Give the records back in full, exactly as they read.

═════ The input ═════

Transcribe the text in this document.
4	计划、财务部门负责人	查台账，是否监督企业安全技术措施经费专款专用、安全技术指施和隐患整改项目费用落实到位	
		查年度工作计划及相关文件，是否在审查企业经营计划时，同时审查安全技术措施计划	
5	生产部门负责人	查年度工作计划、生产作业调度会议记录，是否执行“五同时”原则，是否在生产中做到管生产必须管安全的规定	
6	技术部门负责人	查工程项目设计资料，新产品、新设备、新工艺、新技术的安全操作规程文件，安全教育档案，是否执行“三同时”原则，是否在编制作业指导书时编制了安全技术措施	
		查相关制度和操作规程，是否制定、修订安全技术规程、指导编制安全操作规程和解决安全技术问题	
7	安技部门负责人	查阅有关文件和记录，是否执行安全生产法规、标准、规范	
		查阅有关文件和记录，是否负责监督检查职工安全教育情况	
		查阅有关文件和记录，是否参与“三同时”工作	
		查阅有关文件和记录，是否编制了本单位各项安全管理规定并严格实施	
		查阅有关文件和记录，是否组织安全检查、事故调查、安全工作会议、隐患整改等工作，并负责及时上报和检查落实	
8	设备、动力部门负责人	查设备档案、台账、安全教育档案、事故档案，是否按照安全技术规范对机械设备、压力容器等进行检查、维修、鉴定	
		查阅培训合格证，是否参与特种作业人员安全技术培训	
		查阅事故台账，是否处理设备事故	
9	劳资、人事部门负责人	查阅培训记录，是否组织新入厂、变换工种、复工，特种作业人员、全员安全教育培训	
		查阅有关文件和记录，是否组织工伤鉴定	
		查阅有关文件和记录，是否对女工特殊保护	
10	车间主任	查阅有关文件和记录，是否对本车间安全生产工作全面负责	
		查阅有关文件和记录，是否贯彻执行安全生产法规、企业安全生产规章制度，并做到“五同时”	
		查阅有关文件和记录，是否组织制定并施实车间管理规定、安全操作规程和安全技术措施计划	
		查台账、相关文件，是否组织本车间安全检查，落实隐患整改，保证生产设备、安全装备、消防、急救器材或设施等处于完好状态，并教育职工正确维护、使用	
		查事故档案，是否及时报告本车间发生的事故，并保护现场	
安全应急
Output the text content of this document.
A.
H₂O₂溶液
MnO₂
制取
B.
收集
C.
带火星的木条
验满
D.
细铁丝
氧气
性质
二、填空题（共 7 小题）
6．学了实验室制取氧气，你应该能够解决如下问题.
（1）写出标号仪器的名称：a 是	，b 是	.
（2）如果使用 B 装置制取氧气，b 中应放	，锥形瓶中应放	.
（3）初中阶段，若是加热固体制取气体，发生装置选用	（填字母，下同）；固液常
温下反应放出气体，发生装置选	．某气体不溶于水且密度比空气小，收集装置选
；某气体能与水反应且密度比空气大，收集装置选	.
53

═════

▶ _Expected output_
Transcribe the text in this document.
4	计划、财务部门负责人	查台账，是否监督企业安全技术措施经费专款专用、安全技术指施和隐患整改项目费用落实到位	
		查年度工作计划及相关文件，是否在审查企业经营计划时，同时审查安全技术措施计划	
5	生产部门负责人	查年度工作计划、生产作业调度会议记录，是否执行“五同时”原则，是否在生产中做到管生产必须管安全的规定	
6	技术部门负责人	查工程项目设计资料，新产品、新设备、新工艺、新技术的安全操作规程文件，安全教育档案，是否执行“三同时”原则，是否在编制作业指导书时编制了安全技术措施	
		查相关制度和操作规程，是否制定、修订安全技术规程、指导编制安全操作规程和解决安全技术问题	
7	安技部门负责人	查阅有关文件和记录，是否执行安全生产法规、标准、规范	
		查阅有关文件和记录，是否负责监督检查职工安全教育情况	
		查阅有关文件和记录，是否参与“三同时”工作	
		查阅有关文件和记录，是否编制了本单位各项安全管理规定并严格实施	
		查阅有关文件和记录，是否组织安全检查、事故调查、安全工作会议、隐患整改等工作，并负责及时上报和检查落实	
8	设备、动力部门负责人	查设备档案、台账、安全教育档案、事故档案，是否按照安全技术规范对机械设备、压力容器等进行检查、维修、鉴定	
		查阅培训合格证，是否参与特种作业人员安全技术培训	
		查阅事故台账，是否处理设备事故	
9	劳资、人事部门负责人	查阅培训记录，是否组织新入厂、变换工种、复工，特种作业人员、全员安全教育培训	
		查阅有关文件和记录，是否组织工伤鉴定	
		查阅有关文件和记录，是否对女工特殊保护	
10	车间主任	查阅有关文件和记录，是否对本车间安全生产工作全面负责	
		查阅有关文件和记录，是否贯彻执行安全生产法规、企业安全生产规章制度，并做到“五同时”	
		查阅有关文件和记录，是否组织制定并施实车间管理规定、安全操作规程和安全技术措施计划	
		查台账、相关文件，是否组织本车间安全检查，落实隐患整改，保证生产设备、安全装备、消防、急救器材或设施等处于完好状态，并教育职工正确维护、使用	
		查事故档案，是否及时报告本车间发生的事故，并保护现场	
安全应急
Output the text content of this document.
A.
H₂O₂溶液
MnO₂
制取
B.
收集
C.
带火星的木条
验满
D.
细铁丝
氧气
性质
二、填空题（共 7 小题）
6．学了实验室制取氧气，你应该能够解决如下问题.
（1）写出标号仪器的名称：a 是	，b 是	.
（2）如果使用 B 装置制取氧气，b 中应放	，锥形瓶中应放	.
（3）初中阶段，若是加热固体制取气体，发生装置选用	（填字母，下同）；固液常
温下反应放出气体，发生装置选	．某气体不溶于水且密度比空气小，收集装置选
；某气体能与水反应且密度比空气大，收集装置选	.
53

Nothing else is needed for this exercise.